▶ [EXERCISE INSTRUCTIONS] Reproduce the entries in full, with no changes.

▶ [DATASET ROWS]
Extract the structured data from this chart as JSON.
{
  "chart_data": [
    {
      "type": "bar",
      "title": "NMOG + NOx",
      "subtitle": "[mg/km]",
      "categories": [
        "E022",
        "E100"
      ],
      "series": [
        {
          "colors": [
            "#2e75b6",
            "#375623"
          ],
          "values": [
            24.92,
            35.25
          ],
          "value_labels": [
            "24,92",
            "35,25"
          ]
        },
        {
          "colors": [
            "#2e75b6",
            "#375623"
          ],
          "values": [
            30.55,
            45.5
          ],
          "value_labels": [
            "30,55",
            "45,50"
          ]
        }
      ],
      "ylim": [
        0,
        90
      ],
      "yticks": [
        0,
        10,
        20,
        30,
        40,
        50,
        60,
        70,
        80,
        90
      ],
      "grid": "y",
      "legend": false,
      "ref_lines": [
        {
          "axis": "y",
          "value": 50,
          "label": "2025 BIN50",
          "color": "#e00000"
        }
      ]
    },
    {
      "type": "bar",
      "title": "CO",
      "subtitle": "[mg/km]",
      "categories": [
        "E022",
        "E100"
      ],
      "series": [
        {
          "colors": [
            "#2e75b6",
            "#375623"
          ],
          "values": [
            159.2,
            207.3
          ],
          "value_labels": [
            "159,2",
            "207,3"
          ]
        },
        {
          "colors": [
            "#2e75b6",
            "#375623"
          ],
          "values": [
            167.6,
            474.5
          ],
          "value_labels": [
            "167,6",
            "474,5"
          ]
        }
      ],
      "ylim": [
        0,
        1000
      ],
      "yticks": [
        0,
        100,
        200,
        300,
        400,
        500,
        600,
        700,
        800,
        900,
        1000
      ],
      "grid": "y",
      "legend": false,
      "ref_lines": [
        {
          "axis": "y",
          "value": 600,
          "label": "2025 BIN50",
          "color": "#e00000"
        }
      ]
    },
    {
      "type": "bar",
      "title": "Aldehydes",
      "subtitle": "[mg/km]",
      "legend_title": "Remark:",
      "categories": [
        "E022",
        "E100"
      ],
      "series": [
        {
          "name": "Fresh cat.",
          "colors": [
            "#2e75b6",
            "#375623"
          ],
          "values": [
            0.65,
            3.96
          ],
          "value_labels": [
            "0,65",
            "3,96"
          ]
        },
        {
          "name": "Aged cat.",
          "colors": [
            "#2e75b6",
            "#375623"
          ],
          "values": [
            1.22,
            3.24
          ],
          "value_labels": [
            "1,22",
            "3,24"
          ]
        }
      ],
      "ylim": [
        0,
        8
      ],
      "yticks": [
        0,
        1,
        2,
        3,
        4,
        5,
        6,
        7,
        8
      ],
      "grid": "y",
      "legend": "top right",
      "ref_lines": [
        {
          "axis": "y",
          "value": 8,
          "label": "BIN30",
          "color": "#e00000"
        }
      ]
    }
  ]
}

▶ [THE OUTPUT]
Extract the structured data from this chart as JSON.
{
  "chart_data": [
    {
      "type": "bar",
      "title": "NMOG + NOx",
      "subtitle": "[mg/km]",
      "categories": [
        "E022",
        "E100"
      ],
      "series": [
        {
          "colors": [
            "#2e75b6",
            "#375623"
          ],
          "values": [
            24.92,
            35.25
          ],
          "value_labels": [
            "24,92",
            "35,25"
          ]
        },
        {
          "colors": [
            "#2e75b6",
            "#375623"
          ],
          "values": [
            30.55,
            45.5
          ],
          "value_labels": [
            "30,55",
            "45,50"
          ]
        }
      ],
      "ylim": [
        0,
        90
      ],
      "yticks": [
        0,
        10,
        20,
        30,
        40,
        50,
        60,
        70,
        80,
        90
      ],
      "grid": "y",
      "legend": false,
      "ref_lines": [
        {
          "axis": "y",
          "value": 50,
          "label": "2025 BIN50",
          "color": "#e00000"
        }
      ]
    },
    {
      "type": "bar",
      "title": "CO",
      "subtitle": "[mg/km]",
      "categories": [
        "E022",
        "E100"
      ],
      "series": [
        {
          "colors": [
            "#2e75b6",
            "#375623"
          ],
          "values": [
            159.2,
            207.3
          ],
          "value_labels": [
            "159,2",
            "207,3"
          ]
        },
        {
          "colors": [
            "#2e75b6",
            "#375623"
          ],
          "values": [
            167.6,
            474.5
          ],
          "value_labels": [
            "167,6",
            "474,5"
          ]
        }
      ],
      "ylim": [
        0,
        1000
      ],
      "yticks": [
        0,
        100,
        200,
        300,
        400,
        500,
        600,
        700,
        800,
        900,
        1000
      ],
      "grid": "y",
      "legend": false,
      "ref_lines": [
        {
          "axis": "y",
          "value": 600,
          "label": "2025 BIN50",
          "color": "#e00000"
        }
      ]
    },
    {
      "type": "bar",
      "title": "Aldehydes",
      "subtitle": "[mg/km]",
      "legend_title": "Remark:",
      "categories": [
        "E022",
        "E100"
      ],
      "series": [
        {
          "name": "Fresh cat.",
          "colors": [
            "#2e75b6",
            "#375623"
          ],
          "values": [
            0.65,
            3.96
          ],
          "value_labels": [
            "0,65",
            "3,96"
          ]
        },
        {
          "name": "Aged cat.",
          "colors": [
            "#2e75b6",
            "#375623"
          ],
          "values": [
            1.22,
            3.24
          ],
          "value_labels": [
            "1,22",
            "3,24"
          ]
        }
      ],
      "ylim": [
        0,
        8
      ],
      "yticks": [
        0,
        1,
        2,
        3,
        4,
        5,
        6,
        7,
        8
      ],
      "grid": "y",
      "legend": "top right",
      "ref_lines": [
        {
          "axis": "y",
          "value": 8,
          "label": "BIN30",
          "color": "#e00000"
        }
      ]
    }
  ]
}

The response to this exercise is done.